## Stated task
Copy the data below line for line, changing nothing.
━━━ Records ━━━
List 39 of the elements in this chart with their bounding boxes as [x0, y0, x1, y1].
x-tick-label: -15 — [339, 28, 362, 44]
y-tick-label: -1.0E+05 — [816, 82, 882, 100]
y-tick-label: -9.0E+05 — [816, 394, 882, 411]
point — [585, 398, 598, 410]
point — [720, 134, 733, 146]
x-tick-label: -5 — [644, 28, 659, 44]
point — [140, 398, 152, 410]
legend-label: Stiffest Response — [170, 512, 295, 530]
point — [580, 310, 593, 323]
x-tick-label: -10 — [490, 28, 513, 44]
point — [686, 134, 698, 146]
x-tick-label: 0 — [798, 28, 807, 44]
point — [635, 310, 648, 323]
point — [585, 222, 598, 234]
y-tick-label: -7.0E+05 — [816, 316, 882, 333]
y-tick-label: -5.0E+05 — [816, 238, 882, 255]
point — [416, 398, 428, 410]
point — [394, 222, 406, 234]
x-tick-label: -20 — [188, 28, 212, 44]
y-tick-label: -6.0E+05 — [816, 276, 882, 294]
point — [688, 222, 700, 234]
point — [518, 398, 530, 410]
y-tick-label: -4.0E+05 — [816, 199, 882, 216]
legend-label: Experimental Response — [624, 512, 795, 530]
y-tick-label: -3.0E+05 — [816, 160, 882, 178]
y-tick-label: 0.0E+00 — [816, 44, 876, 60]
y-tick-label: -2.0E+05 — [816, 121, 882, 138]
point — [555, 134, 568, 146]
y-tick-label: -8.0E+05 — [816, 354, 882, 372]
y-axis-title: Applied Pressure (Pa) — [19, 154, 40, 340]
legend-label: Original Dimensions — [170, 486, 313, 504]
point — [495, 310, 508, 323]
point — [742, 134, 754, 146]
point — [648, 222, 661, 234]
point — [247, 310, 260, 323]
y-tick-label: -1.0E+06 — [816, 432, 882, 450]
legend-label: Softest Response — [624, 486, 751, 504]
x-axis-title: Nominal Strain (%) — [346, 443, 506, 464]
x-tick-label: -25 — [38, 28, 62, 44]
━━━
## Solution
List 39 of the elements in this chart with their bounding boxes as [x0, y0, x1, y1].
x-tick-label: -15 — [339, 28, 362, 44]
y-tick-label: -1.0E+05 — [816, 82, 882, 100]
y-tick-label: -9.0E+05 — [816, 394, 882, 411]
point — [585, 398, 598, 410]
point — [720, 134, 733, 146]
x-tick-label: -5 — [644, 28, 659, 44]
point — [140, 398, 152, 410]
legend-label: Stiffest Response — [170, 512, 295, 530]
point — [580, 310, 593, 323]
x-tick-label: -10 — [490, 28, 513, 44]
point — [686, 134, 698, 146]
x-tick-label: 0 — [798, 28, 807, 44]
point — [635, 310, 648, 323]
point — [585, 222, 598, 234]
y-tick-label: -7.0E+05 — [816, 316, 882, 333]
y-tick-label: -5.0E+05 — [816, 238, 882, 255]
point — [416, 398, 428, 410]
point — [394, 222, 406, 234]
x-tick-label: -20 — [188, 28, 212, 44]
y-tick-label: -6.0E+05 — [816, 276, 882, 294]
point — [688, 222, 700, 234]
point — [518, 398, 530, 410]
y-tick-label: -4.0E+05 — [816, 199, 882, 216]
legend-label: Experimental Response — [624, 512, 795, 530]
y-tick-label: -3.0E+05 — [816, 160, 882, 178]
y-tick-label: 0.0E+00 — [816, 44, 876, 60]
y-tick-label: -2.0E+05 — [816, 121, 882, 138]
point — [555, 134, 568, 146]
y-tick-label: -8.0E+05 — [816, 354, 882, 372]
y-axis-title: Applied Pressure (Pa) — [19, 154, 40, 340]
legend-label: Original Dimensions — [170, 486, 313, 504]
point — [495, 310, 508, 323]
point — [742, 134, 754, 146]
point — [648, 222, 661, 234]
point — [247, 310, 260, 323]
y-tick-label: -1.0E+06 — [816, 432, 882, 450]
legend-label: Softest Response — [624, 486, 751, 504]
x-axis-title: Nominal Strain (%) — [346, 443, 506, 464]
x-tick-label: -25 — [38, 28, 62, 44]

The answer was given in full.